Page extract: Begin

API Gateway ins't created ok in Java project

Hello,

A newbie question for the Java-version of serverless (doing the same for NodeJS works fine).

I just created a test project in Java with serverless, but it doesn’t work.
I get this as a response:
{“message”: “Internal server error”}

I created/built/deployed the project using the following steps:

serverless create --template aws-java-maven

I changed the serverless.yml, removing the # for the following rows:

events:
  - http:
      path: users/create
      method: get

I then built & deployed the application:

mvn install
serverless deploy

What seems to be the problem is that the API gatway is created as a LAMBDA_PROXY, which doesn’t work.

If I create a new GET function (NOT selecting Use Lambda Proxy integration) in the AWS console for the API and points it to the created Lambda everything works great.

Any ideas on how to get this to work directly after serverless deploy ?

// Mikael

1 Like

I have the exact same problem and can also only resolve it by adding integration: lambda to the serverless.yml file.

Any insights would be greatly appreciated!

The Java templates (Gradle and maven) aren’t designed for Lambda Proxy Integration. If you want to make them work with Lambda Proxy Integration you have to return a response object like the JavaScript template does. This means you have to return an object with getters for statusCode (int), body (String) and headers (Map<String, String ) - a response object could look like this: https://github.com/bbilger/jrestless/blob/master/aws/gateway/jrestless-aws-gateway-handler/src/main/java/com/jrestless/aws/gateway/io/GatewayResponse.java.

Page extract: End

**Task 1**
In the forum thread, what integration type does the API Gateway get when the Java project is deployed?
**Task 2**
Rewrite the paragraph of the forum thread that begins "The Java templates (Gradle and maven)" as a short bulleted list.

Available data: Begin

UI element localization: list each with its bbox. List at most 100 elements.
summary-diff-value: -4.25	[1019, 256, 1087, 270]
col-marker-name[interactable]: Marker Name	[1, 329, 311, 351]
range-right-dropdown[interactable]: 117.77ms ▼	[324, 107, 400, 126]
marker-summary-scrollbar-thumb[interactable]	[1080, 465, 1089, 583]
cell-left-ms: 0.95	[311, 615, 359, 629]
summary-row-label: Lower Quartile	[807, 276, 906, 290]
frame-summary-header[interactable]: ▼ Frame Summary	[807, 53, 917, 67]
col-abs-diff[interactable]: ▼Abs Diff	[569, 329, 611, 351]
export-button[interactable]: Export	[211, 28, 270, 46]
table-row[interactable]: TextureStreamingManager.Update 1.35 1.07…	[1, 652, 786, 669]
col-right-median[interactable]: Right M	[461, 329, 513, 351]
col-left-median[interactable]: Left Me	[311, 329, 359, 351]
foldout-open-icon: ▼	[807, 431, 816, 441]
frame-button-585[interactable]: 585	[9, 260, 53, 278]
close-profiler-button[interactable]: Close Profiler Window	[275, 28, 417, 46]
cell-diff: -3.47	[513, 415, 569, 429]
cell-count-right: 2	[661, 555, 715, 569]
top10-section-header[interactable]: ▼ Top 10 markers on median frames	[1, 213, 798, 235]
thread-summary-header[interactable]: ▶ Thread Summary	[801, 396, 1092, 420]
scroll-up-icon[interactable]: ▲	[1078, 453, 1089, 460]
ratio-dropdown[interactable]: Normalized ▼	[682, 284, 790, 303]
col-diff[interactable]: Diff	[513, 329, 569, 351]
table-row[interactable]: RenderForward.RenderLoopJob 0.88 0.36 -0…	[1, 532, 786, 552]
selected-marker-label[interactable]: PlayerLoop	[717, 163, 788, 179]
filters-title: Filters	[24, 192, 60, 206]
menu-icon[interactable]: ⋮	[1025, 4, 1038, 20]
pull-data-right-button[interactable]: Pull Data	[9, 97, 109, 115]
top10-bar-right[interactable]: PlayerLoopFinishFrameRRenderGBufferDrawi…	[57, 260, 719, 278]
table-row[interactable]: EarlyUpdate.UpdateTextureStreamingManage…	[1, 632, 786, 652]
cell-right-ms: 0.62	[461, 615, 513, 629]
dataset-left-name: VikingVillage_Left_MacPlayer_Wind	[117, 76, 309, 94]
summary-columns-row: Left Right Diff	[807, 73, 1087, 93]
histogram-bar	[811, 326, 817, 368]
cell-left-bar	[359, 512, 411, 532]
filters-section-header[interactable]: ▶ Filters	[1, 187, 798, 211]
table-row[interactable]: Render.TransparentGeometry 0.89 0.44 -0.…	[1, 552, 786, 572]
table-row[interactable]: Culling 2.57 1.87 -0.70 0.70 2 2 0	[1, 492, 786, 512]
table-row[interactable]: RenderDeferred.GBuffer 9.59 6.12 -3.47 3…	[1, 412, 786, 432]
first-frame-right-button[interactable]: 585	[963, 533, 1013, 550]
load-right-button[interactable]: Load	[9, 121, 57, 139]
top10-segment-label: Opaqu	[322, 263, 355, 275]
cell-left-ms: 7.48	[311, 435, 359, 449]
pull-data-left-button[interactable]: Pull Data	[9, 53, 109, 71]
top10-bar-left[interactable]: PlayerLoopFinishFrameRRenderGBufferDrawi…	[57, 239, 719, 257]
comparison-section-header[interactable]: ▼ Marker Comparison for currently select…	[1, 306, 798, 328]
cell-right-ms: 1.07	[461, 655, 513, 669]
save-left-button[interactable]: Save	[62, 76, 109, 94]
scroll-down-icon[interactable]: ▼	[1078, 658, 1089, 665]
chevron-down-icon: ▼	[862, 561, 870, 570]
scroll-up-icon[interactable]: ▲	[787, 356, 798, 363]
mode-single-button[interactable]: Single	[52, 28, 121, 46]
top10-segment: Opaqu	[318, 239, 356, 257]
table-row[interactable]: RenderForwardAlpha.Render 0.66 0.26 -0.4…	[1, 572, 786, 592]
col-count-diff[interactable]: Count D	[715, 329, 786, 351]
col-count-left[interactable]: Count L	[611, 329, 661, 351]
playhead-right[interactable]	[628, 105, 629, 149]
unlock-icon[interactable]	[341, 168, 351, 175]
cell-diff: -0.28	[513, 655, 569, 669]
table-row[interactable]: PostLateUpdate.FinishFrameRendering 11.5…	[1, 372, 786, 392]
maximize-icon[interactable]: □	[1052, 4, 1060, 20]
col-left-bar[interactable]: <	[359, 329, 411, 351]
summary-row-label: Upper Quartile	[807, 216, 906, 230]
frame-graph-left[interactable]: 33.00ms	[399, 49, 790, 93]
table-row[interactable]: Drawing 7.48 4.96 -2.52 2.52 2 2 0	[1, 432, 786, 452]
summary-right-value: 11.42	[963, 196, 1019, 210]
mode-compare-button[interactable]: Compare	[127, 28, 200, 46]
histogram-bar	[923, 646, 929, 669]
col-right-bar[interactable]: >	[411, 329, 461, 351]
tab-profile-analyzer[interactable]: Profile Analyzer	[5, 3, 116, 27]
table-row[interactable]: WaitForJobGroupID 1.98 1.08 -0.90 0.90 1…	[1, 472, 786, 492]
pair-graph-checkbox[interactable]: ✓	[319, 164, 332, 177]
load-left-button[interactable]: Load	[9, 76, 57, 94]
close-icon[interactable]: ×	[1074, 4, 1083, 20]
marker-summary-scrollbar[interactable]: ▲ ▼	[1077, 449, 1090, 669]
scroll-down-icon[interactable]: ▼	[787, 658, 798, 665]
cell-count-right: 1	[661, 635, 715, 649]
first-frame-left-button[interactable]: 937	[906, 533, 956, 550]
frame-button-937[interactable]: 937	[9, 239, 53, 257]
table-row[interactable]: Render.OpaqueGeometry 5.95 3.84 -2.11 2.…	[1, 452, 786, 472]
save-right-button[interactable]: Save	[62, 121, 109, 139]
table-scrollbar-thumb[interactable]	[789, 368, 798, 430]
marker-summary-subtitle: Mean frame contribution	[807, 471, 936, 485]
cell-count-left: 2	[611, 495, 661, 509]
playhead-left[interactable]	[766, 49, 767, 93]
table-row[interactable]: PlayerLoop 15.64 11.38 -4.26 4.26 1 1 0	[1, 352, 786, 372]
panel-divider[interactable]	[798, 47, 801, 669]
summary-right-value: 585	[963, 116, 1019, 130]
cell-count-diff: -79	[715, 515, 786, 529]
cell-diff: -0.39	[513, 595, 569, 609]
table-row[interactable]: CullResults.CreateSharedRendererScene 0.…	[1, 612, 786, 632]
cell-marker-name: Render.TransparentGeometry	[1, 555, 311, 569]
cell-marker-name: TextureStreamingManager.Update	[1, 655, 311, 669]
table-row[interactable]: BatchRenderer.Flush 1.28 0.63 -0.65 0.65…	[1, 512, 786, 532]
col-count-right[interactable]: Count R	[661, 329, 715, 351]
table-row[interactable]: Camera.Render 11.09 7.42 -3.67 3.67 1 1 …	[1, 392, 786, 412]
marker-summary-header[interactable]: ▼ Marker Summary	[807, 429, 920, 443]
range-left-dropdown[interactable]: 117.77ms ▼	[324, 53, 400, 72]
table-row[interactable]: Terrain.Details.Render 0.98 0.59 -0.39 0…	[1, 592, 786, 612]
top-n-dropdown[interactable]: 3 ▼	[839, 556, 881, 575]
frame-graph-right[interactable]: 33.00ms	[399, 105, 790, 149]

Available data: End

**Task solution 1**
LAMBDA_PROXY

**Task solution 2**
- The Java templates (Gradle and Maven) aren't designed for Lambda Proxy Integration.
- To make them work with it, return a response object, as the JavaScript template does.
- The object needs getters for statusCode (int), body (String) and headers (a Map of String keys to String values).
- An example response object: https://github.com/bbilger/jrestless/blob/master/aws/gateway/jrestless-aws-gateway-handler/src/main/java/com/jrestless/aws/gateway/io/GatewayResponse.java